> _Challenge_
Count how many lines of the data include "parler". The answer is that number and nothing else.

> _Stored items_
# # # # #

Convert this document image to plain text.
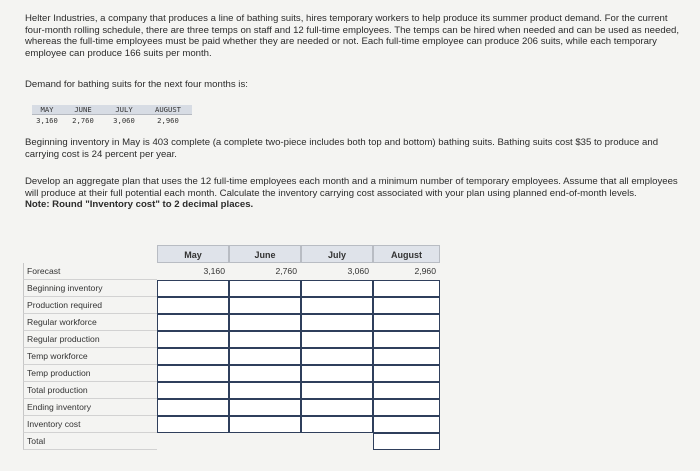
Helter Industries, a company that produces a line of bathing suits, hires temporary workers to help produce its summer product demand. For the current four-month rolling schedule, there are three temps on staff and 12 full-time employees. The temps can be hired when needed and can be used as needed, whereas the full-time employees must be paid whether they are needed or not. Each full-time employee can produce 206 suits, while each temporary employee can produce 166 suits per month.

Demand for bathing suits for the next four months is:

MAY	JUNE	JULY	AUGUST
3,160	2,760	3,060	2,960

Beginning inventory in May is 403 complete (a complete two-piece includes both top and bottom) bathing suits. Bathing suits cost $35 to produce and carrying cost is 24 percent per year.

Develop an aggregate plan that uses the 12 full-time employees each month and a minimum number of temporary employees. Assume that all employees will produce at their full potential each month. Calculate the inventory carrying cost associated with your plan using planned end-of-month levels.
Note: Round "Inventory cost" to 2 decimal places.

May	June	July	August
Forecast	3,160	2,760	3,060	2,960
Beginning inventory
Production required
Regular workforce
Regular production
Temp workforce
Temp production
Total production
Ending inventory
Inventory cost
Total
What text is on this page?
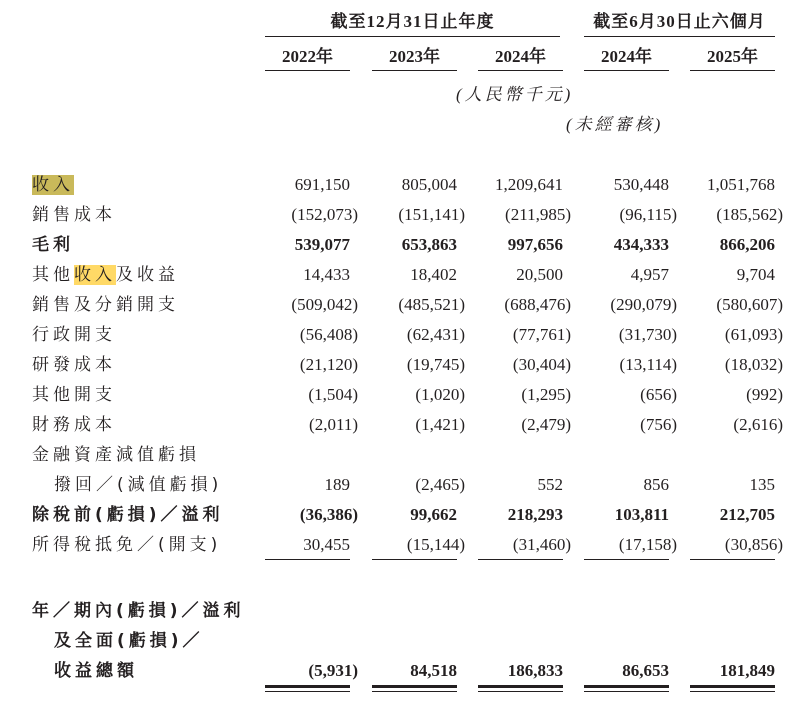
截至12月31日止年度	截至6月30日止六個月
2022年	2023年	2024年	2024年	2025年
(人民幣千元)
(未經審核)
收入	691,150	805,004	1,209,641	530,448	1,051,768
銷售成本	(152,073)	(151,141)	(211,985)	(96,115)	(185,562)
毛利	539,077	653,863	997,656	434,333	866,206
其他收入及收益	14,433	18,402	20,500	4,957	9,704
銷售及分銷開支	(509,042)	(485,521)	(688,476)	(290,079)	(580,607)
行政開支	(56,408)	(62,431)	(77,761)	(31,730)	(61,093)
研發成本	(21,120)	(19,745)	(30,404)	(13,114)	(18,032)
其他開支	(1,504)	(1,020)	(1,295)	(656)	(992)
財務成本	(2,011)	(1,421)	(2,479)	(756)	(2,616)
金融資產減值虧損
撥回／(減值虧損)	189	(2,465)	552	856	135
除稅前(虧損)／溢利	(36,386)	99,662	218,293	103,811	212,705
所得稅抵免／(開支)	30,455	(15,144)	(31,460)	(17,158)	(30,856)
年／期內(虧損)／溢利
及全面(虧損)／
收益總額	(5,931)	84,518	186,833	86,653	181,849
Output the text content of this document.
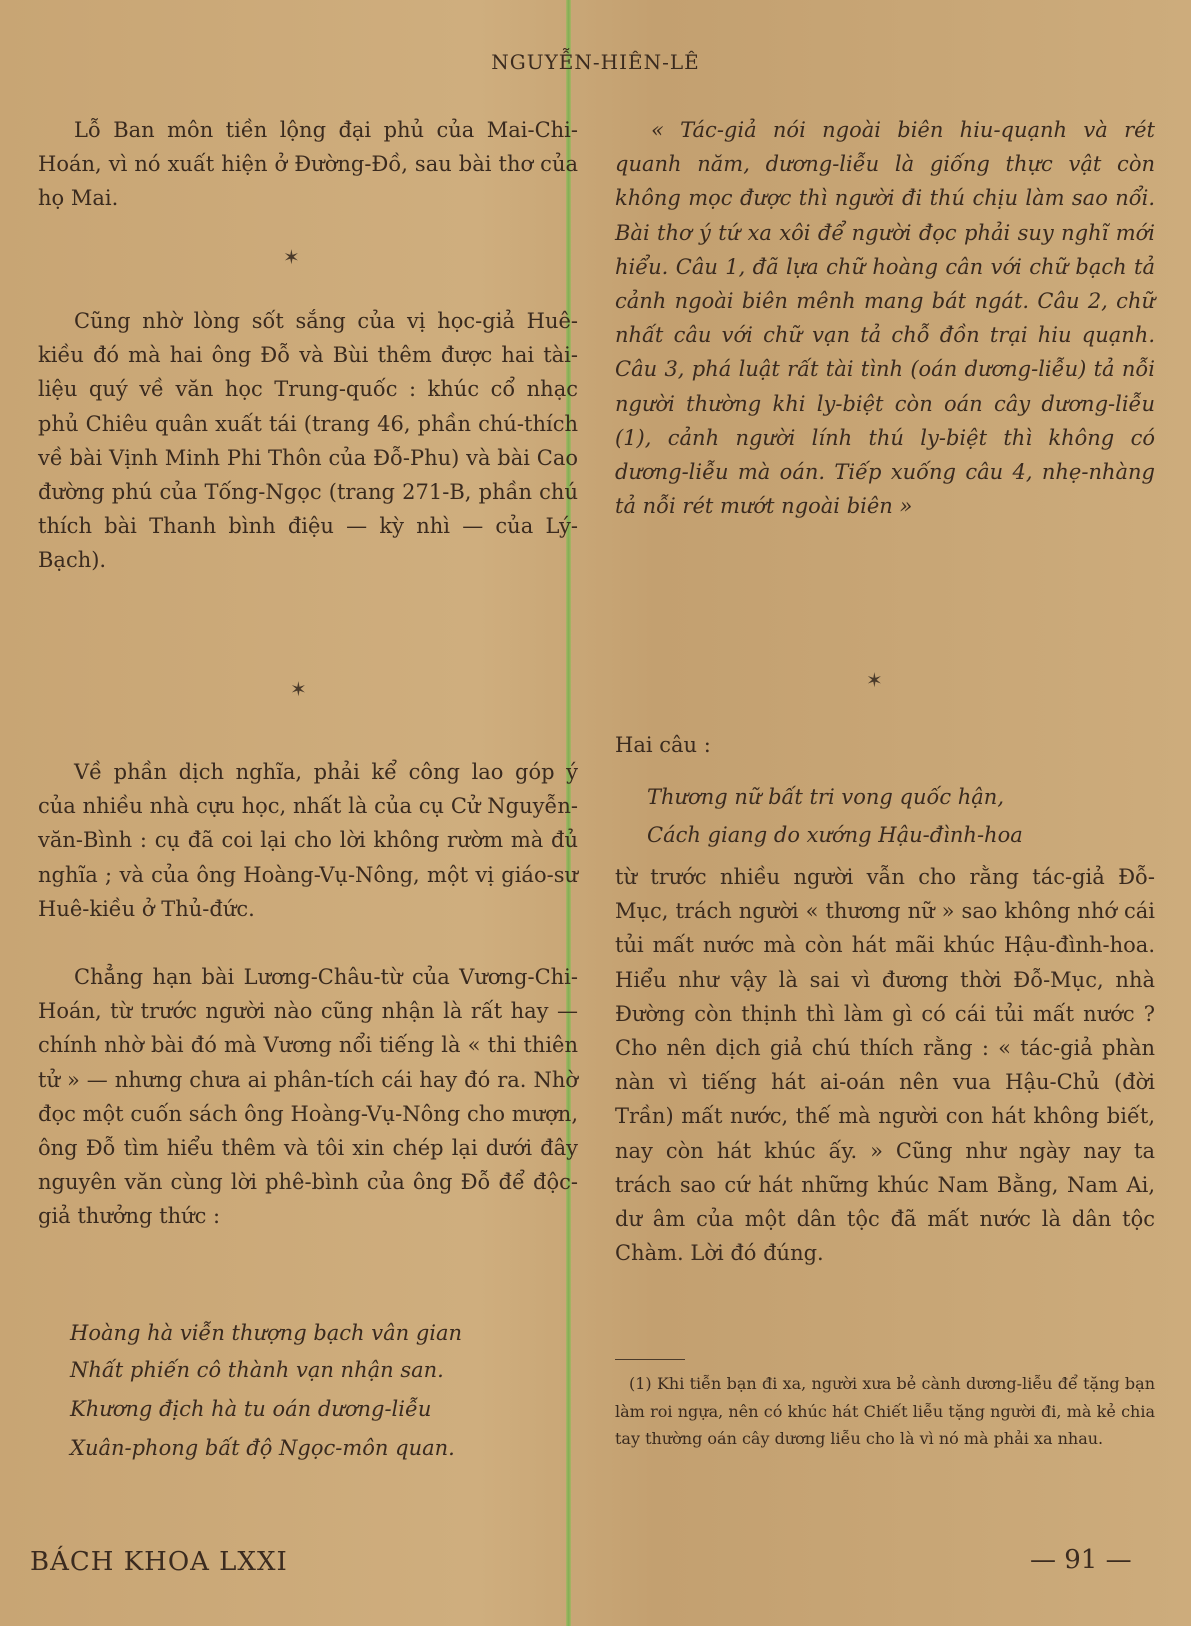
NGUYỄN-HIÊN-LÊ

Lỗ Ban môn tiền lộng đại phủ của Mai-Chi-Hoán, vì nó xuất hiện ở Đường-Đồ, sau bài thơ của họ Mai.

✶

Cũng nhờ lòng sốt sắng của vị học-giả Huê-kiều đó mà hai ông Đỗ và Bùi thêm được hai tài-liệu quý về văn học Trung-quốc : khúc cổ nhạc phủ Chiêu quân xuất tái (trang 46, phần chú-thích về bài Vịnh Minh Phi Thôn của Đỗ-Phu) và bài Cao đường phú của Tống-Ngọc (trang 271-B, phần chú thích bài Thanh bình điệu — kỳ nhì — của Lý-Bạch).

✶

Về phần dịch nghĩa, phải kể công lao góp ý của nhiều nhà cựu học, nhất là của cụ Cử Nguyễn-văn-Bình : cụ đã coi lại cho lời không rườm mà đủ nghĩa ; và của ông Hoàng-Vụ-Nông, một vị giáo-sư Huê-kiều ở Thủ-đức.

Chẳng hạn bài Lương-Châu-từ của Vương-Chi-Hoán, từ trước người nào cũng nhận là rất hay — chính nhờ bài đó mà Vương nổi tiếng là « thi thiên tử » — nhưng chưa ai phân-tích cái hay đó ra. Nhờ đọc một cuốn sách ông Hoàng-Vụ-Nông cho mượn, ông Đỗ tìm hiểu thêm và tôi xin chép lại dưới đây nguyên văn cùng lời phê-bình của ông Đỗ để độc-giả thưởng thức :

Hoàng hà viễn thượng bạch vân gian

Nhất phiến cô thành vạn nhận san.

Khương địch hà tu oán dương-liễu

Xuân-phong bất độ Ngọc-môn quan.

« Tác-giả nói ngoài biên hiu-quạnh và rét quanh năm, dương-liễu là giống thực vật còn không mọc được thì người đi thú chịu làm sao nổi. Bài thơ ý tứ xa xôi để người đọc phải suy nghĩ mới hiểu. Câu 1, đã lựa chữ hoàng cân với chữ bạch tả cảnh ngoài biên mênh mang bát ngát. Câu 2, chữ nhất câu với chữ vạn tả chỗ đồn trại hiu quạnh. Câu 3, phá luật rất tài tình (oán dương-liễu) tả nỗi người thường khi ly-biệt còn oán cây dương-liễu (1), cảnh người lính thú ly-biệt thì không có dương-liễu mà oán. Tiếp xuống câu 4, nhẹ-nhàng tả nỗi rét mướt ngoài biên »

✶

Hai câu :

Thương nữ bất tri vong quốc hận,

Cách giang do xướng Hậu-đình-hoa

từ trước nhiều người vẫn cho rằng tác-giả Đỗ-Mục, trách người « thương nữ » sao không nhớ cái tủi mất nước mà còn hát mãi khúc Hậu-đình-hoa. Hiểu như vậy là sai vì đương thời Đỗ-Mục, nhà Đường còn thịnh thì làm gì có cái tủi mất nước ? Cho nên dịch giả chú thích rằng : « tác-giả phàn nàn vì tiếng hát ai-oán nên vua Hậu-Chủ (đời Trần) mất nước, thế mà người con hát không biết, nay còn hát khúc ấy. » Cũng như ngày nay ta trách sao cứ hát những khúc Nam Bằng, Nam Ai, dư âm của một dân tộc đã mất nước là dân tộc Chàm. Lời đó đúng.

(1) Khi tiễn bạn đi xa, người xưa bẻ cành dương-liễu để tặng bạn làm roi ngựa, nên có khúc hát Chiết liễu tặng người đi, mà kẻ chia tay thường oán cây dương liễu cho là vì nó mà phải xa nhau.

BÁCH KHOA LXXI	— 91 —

# # # # #

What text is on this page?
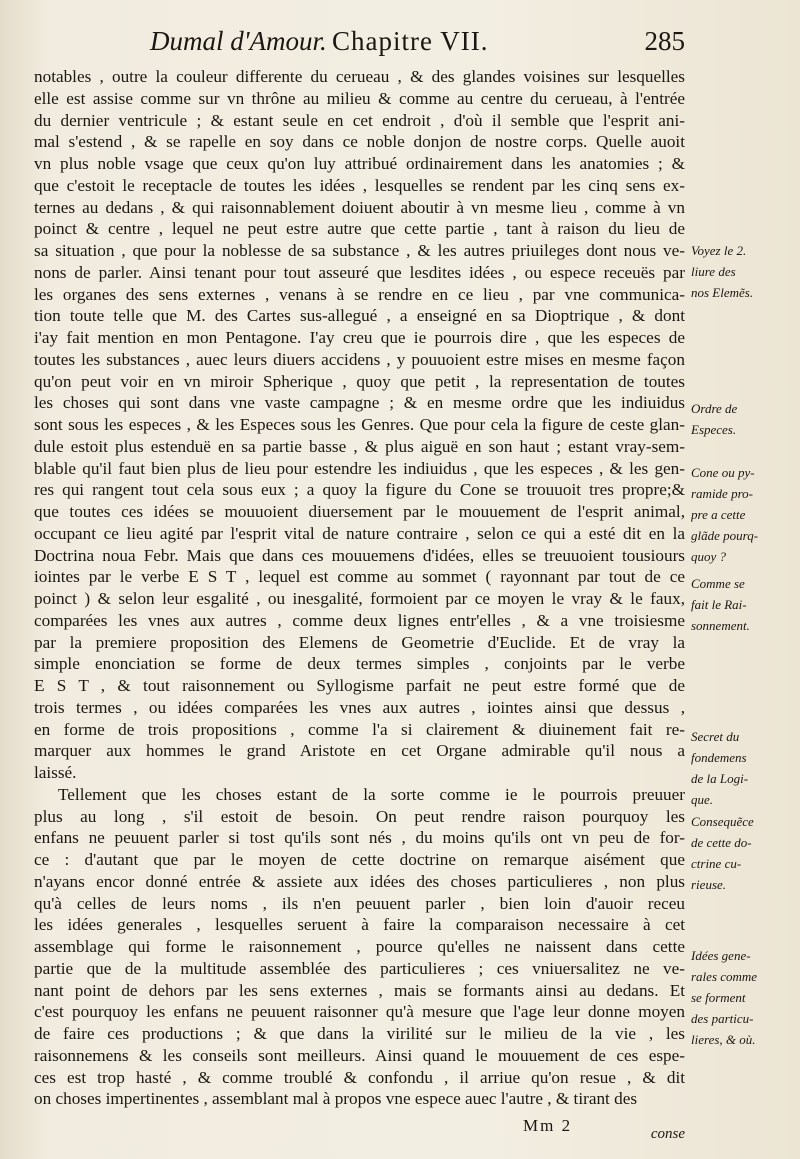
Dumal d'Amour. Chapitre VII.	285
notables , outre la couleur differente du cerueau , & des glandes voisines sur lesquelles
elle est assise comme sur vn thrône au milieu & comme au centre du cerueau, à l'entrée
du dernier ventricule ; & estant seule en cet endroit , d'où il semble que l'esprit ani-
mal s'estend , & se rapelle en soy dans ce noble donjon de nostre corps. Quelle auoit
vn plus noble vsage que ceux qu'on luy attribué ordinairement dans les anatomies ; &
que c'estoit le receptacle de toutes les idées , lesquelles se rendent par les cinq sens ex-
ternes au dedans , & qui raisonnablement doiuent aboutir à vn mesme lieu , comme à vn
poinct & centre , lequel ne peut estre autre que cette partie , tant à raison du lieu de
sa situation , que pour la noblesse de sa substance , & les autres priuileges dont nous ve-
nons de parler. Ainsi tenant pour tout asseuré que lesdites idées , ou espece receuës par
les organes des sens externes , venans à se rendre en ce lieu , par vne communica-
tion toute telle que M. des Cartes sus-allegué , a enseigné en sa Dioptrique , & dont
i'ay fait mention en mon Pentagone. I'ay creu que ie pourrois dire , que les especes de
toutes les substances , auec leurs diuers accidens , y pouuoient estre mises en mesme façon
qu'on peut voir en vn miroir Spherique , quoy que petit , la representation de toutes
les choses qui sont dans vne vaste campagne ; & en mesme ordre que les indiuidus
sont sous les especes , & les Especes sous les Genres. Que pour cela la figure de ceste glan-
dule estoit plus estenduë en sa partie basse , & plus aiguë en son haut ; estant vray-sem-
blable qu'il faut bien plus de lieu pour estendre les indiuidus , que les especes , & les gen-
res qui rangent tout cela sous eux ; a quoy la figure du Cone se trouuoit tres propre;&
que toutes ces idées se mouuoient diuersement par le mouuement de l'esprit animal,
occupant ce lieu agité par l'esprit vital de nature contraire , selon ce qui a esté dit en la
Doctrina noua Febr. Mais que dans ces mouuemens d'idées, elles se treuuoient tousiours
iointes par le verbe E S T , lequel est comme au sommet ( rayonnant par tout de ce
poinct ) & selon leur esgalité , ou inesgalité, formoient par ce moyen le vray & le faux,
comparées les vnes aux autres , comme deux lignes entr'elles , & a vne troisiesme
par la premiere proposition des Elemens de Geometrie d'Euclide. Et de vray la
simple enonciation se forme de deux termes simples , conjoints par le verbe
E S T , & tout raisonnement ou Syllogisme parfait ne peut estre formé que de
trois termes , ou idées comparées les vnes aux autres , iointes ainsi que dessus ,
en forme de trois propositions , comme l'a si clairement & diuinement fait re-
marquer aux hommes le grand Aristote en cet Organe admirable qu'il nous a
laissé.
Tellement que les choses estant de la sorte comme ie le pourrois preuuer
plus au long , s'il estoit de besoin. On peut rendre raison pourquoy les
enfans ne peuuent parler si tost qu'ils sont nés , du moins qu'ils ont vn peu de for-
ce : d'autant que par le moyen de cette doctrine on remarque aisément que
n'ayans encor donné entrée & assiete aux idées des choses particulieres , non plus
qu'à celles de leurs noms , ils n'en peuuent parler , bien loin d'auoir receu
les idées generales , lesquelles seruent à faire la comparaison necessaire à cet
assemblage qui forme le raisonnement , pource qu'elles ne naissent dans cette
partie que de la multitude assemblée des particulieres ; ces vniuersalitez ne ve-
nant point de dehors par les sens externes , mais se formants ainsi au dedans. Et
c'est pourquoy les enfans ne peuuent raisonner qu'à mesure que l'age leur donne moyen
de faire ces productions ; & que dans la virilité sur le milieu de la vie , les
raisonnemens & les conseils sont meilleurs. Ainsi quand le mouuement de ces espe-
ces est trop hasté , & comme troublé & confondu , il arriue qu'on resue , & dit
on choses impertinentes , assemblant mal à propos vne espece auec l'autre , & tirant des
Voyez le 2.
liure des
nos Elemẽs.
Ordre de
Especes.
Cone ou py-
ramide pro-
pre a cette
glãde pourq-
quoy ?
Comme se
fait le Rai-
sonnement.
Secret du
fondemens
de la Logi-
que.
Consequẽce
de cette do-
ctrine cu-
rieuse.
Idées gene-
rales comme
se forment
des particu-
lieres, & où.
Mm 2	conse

# # # # #

> _Final result_
3